__What you have to do__:
Say how many lines include the word "data", using only a number.

==========

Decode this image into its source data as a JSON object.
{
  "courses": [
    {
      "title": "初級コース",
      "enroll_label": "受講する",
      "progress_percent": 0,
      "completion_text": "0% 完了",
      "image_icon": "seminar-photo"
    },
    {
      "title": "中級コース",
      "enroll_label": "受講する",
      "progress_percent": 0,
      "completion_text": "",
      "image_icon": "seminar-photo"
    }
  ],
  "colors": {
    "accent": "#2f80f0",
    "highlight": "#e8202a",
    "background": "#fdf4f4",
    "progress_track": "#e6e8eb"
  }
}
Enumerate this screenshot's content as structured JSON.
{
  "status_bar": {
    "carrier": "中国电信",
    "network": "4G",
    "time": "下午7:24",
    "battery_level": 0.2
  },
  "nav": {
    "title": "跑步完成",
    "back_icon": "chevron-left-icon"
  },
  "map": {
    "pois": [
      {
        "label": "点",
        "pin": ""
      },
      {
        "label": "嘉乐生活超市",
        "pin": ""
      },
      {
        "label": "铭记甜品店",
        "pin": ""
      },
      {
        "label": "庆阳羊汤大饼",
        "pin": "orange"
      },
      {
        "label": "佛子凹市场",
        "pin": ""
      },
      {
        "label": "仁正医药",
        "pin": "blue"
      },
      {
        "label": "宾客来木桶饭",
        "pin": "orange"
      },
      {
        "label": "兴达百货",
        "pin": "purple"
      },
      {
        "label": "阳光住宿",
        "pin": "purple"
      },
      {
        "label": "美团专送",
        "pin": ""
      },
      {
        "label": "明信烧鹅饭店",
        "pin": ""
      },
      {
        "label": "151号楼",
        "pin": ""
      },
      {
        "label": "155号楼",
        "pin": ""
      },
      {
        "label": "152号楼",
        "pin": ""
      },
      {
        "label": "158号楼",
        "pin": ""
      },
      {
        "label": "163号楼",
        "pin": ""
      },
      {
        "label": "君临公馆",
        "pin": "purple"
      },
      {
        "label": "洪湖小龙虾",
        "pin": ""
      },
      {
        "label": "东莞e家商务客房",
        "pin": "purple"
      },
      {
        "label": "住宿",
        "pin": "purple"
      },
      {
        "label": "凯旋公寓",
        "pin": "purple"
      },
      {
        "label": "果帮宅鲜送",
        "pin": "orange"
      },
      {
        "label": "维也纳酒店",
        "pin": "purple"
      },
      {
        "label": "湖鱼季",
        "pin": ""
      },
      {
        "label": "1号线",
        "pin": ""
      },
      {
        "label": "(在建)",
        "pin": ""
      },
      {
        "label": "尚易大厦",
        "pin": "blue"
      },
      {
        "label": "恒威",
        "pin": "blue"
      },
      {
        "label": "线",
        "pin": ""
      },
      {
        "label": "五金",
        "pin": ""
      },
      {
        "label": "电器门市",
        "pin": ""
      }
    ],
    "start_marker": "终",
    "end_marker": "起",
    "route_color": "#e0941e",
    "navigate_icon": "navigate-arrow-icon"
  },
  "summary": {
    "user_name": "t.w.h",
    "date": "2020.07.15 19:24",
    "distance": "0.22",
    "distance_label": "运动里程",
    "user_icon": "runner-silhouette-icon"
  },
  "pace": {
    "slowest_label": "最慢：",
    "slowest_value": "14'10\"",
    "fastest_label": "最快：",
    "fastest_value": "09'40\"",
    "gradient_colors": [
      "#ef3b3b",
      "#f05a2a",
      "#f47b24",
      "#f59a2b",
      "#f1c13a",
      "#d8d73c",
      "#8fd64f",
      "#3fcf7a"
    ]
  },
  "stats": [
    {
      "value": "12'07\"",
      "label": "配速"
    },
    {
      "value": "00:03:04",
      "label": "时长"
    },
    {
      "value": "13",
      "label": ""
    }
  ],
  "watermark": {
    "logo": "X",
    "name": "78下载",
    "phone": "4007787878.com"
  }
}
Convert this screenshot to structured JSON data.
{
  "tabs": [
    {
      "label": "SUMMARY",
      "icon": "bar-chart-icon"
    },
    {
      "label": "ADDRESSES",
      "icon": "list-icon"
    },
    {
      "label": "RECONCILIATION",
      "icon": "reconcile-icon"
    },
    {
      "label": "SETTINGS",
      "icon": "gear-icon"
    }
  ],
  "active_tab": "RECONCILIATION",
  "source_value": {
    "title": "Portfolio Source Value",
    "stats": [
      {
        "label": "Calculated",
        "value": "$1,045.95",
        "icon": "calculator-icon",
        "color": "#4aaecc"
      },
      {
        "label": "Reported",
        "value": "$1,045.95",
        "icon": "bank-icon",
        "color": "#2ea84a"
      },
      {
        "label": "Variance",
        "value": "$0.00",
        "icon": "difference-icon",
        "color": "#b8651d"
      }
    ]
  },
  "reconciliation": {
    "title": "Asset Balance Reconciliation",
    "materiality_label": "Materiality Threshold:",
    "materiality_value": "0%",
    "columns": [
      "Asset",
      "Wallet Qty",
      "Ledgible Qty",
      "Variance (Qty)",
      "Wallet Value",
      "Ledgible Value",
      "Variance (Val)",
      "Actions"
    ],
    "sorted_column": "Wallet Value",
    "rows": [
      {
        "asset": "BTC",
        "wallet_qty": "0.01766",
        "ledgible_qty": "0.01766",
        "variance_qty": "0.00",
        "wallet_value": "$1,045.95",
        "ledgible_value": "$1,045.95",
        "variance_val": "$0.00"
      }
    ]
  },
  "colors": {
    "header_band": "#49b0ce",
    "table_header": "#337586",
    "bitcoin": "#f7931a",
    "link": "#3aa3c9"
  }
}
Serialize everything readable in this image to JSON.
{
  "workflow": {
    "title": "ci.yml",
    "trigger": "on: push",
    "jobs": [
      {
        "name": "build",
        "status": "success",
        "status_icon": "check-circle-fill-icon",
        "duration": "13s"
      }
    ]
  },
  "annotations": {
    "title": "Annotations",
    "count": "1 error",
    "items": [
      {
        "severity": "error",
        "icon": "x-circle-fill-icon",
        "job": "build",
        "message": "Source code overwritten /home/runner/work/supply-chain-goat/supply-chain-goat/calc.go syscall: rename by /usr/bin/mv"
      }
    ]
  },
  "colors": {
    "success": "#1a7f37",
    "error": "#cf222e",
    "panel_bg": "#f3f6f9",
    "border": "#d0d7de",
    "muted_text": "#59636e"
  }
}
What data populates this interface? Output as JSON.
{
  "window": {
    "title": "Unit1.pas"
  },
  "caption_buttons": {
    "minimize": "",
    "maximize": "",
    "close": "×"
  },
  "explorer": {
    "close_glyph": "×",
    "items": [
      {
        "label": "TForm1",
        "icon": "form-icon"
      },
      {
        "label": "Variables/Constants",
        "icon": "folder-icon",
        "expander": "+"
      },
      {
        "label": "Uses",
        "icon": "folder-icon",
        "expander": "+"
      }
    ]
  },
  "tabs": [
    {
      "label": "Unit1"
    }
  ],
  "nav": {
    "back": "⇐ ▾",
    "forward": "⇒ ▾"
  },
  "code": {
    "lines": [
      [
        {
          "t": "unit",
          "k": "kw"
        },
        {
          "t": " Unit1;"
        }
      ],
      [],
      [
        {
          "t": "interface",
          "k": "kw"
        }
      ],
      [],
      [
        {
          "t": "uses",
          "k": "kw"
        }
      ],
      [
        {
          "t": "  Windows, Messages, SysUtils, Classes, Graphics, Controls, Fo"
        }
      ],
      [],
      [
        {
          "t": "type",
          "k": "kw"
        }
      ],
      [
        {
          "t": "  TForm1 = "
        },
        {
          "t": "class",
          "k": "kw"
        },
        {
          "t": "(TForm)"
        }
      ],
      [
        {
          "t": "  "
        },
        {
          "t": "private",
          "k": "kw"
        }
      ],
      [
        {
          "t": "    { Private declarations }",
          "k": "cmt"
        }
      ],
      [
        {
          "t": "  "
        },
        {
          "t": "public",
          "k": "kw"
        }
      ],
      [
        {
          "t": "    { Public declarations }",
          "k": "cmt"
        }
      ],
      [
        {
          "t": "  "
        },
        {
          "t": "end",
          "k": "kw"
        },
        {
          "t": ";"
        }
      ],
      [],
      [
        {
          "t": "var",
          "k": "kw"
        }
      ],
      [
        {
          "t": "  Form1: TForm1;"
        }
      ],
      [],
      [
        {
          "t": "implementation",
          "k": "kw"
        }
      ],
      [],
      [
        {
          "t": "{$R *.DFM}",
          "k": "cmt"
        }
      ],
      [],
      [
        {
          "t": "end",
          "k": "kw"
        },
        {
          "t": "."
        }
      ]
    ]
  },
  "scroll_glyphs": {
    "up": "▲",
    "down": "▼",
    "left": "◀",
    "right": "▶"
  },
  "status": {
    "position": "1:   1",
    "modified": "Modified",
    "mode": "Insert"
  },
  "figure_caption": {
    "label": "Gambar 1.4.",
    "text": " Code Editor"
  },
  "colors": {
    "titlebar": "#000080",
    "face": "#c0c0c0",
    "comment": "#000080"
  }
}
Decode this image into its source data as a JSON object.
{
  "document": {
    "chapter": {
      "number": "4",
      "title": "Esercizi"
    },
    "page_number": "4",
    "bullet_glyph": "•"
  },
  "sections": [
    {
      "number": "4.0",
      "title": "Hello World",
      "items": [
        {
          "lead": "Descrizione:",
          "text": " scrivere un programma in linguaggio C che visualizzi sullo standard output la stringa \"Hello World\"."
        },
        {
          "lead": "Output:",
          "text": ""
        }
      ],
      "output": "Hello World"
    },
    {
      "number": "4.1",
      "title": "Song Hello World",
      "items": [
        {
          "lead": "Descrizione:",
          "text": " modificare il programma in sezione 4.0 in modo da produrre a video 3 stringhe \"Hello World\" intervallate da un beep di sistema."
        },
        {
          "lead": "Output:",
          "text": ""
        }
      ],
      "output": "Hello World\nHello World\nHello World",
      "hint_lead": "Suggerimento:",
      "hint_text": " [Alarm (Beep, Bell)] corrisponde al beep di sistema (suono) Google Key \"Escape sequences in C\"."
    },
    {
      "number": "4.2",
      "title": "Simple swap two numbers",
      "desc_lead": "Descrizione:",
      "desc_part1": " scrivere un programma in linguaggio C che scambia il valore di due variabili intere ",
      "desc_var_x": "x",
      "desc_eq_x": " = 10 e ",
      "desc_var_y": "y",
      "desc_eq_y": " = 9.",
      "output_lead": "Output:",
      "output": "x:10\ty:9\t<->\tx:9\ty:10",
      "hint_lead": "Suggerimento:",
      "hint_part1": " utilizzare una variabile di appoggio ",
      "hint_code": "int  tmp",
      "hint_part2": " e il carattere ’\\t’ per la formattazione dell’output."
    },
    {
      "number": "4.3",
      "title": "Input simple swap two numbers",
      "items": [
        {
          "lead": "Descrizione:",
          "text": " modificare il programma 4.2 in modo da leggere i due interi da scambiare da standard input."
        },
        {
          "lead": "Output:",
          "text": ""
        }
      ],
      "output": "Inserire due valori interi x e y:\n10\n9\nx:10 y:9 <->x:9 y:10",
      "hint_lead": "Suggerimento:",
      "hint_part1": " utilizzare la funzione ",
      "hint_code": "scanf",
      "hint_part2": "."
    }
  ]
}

==========

__Result__:
4